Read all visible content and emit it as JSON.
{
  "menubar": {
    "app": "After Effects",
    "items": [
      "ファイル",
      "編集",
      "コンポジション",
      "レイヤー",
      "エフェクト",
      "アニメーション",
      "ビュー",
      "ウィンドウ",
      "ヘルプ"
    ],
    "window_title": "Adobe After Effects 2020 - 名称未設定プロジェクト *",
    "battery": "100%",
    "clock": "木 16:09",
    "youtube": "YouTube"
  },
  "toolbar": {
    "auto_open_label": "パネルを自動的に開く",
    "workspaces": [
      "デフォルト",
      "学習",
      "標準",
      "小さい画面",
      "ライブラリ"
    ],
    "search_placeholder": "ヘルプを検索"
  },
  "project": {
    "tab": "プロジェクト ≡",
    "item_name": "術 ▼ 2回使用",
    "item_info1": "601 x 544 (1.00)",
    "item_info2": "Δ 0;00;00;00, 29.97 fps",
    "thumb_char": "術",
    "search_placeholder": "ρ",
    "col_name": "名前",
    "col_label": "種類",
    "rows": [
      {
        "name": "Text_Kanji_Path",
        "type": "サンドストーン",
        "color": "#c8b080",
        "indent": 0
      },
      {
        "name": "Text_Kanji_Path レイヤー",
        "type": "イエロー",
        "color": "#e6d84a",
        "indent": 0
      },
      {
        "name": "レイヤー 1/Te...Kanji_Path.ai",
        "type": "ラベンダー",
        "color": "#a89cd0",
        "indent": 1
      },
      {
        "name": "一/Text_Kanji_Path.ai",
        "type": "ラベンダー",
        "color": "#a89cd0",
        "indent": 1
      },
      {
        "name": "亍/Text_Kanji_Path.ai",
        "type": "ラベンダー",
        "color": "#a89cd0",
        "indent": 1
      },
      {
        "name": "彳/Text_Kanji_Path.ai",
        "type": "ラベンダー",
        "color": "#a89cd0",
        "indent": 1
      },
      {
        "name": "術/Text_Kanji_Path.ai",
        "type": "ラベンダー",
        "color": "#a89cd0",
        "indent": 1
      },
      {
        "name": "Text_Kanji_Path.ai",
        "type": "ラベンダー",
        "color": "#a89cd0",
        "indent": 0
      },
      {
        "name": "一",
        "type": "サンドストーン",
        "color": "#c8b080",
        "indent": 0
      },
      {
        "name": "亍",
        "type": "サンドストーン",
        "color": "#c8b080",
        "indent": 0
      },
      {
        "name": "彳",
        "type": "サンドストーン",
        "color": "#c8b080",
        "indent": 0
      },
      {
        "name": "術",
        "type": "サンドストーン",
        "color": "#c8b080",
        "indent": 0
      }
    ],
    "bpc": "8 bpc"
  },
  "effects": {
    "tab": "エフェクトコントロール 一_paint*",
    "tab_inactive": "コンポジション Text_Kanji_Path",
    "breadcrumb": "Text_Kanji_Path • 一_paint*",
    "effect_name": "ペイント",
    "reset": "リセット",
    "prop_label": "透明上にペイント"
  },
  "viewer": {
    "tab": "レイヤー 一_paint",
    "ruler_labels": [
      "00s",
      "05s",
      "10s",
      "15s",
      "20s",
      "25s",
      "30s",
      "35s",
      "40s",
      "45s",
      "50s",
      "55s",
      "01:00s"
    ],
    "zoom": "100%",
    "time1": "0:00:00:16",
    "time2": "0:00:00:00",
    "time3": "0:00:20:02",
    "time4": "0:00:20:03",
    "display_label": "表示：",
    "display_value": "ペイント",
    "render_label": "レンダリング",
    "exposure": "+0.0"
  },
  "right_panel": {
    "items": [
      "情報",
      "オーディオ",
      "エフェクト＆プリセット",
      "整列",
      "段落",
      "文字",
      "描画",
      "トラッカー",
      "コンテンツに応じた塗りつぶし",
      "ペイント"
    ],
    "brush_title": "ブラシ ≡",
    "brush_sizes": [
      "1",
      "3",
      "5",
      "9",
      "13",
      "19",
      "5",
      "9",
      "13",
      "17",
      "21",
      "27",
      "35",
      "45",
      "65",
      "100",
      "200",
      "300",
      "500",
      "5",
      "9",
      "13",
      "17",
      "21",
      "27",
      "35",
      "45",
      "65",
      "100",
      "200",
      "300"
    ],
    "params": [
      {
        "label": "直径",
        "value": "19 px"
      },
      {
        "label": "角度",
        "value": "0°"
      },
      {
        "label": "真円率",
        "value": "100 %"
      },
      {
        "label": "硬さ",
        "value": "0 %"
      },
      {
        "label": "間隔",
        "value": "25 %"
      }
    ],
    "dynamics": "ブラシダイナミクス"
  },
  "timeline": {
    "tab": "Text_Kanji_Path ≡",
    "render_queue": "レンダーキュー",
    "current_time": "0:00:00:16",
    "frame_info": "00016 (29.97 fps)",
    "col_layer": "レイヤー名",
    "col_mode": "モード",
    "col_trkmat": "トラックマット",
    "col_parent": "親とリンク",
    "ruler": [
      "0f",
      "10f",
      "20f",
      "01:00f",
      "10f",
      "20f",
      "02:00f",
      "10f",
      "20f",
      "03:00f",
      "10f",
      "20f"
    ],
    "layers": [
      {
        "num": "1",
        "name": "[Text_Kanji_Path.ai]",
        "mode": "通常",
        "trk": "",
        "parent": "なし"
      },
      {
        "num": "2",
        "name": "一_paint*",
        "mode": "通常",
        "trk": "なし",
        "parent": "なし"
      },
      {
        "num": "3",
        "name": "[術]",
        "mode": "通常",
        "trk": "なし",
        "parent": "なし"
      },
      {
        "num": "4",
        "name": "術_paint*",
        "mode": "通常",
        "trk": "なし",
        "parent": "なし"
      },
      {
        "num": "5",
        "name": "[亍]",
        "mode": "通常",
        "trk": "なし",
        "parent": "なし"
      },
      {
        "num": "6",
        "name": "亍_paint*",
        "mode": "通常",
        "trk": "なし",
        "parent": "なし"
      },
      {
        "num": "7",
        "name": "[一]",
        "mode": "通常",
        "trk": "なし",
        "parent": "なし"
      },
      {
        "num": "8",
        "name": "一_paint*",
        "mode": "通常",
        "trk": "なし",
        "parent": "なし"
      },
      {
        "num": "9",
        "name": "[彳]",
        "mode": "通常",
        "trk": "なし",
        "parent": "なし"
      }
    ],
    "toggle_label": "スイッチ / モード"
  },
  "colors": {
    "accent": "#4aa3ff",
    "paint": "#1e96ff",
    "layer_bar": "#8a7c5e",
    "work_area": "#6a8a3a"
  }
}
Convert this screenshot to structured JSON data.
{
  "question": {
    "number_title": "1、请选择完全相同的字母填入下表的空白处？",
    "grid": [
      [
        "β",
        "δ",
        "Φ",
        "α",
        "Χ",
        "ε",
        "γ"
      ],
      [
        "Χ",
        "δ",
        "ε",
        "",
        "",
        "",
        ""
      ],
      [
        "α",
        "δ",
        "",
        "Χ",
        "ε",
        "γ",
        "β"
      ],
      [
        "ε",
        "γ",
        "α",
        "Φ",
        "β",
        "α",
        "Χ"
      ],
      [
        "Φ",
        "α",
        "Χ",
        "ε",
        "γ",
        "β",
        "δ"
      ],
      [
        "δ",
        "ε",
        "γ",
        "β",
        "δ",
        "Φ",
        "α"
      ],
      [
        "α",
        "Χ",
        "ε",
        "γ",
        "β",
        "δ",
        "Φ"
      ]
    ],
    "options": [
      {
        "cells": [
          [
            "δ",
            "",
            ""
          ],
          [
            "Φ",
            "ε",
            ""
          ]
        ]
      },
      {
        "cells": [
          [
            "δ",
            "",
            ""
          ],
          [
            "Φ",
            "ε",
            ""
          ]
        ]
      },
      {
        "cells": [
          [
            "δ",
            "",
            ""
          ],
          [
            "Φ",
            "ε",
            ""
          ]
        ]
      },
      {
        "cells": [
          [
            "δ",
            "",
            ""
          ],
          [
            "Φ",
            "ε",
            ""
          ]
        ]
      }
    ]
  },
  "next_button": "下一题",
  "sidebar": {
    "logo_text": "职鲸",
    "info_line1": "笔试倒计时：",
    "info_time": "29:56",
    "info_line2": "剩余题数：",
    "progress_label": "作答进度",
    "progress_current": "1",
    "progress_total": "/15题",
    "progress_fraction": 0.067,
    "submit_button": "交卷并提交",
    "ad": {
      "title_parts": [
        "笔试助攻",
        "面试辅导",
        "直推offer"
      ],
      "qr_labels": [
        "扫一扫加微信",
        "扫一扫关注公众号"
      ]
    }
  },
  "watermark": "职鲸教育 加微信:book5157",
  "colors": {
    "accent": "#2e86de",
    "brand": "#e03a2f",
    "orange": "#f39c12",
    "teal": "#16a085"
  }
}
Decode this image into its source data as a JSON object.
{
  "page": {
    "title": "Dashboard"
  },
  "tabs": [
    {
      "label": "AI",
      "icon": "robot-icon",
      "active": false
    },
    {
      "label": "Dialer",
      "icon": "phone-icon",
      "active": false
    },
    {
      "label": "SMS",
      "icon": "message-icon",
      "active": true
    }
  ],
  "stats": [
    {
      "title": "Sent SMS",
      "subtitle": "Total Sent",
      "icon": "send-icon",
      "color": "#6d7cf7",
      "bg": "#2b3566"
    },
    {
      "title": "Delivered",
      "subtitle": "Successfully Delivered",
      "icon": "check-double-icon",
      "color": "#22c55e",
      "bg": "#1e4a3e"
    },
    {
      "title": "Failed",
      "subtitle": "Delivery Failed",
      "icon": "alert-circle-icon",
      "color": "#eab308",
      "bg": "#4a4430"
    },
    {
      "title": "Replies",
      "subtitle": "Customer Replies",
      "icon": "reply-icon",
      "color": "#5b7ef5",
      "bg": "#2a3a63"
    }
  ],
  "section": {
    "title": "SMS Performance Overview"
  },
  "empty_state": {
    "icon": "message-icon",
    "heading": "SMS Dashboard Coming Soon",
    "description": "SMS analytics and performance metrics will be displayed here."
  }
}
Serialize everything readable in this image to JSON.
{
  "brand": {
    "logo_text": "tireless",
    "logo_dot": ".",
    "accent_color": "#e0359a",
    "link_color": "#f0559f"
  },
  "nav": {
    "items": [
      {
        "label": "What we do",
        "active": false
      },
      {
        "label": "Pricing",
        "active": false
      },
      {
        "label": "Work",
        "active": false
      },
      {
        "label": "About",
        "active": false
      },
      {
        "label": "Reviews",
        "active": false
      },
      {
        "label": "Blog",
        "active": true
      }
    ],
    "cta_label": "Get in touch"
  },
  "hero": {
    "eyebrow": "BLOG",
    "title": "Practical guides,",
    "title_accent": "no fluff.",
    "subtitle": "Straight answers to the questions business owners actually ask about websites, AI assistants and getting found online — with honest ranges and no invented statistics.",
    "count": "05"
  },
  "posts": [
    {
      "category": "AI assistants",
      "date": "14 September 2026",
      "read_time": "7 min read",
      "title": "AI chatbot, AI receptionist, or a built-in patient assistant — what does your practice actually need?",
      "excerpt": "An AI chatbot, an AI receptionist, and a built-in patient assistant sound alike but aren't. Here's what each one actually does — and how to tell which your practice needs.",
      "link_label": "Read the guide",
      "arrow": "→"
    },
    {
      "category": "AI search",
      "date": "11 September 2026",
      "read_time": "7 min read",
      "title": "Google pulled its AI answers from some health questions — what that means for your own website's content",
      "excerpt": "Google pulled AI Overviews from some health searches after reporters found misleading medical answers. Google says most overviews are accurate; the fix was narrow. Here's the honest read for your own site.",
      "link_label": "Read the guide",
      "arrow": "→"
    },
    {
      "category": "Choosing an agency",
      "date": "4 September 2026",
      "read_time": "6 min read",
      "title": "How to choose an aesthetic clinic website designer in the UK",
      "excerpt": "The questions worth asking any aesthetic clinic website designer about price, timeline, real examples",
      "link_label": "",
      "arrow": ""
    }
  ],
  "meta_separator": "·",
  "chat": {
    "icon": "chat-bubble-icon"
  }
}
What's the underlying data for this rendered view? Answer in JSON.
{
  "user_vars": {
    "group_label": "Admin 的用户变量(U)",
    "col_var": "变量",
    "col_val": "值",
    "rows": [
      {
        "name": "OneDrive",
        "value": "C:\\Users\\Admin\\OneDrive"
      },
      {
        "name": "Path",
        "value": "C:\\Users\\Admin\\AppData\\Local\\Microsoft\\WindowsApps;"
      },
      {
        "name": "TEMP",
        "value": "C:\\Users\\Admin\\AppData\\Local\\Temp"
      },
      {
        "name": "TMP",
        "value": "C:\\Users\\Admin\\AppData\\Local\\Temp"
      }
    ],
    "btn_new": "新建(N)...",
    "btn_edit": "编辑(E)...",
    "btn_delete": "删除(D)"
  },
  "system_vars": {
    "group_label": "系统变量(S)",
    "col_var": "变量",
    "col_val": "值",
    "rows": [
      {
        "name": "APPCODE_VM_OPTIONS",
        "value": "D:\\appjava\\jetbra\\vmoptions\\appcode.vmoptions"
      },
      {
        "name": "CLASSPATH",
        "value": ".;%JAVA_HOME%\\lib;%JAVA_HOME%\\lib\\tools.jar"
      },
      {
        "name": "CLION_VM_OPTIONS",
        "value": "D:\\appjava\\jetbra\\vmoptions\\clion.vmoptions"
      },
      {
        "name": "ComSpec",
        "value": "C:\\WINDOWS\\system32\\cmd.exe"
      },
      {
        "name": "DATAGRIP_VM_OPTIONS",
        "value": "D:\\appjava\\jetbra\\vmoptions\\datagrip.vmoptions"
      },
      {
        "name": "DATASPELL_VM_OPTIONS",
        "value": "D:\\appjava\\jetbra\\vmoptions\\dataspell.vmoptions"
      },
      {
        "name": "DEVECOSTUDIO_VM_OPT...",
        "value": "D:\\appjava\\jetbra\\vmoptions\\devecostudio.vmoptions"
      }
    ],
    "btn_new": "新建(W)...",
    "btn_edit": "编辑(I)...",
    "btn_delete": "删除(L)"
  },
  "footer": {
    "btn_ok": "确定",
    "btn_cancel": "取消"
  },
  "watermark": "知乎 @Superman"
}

* * * * * * * * *

§ **Your instructions**:
Go over the records above and tally the lines with the word "jetbra" in them. Give the number alone.

§ **Output of the task**:
5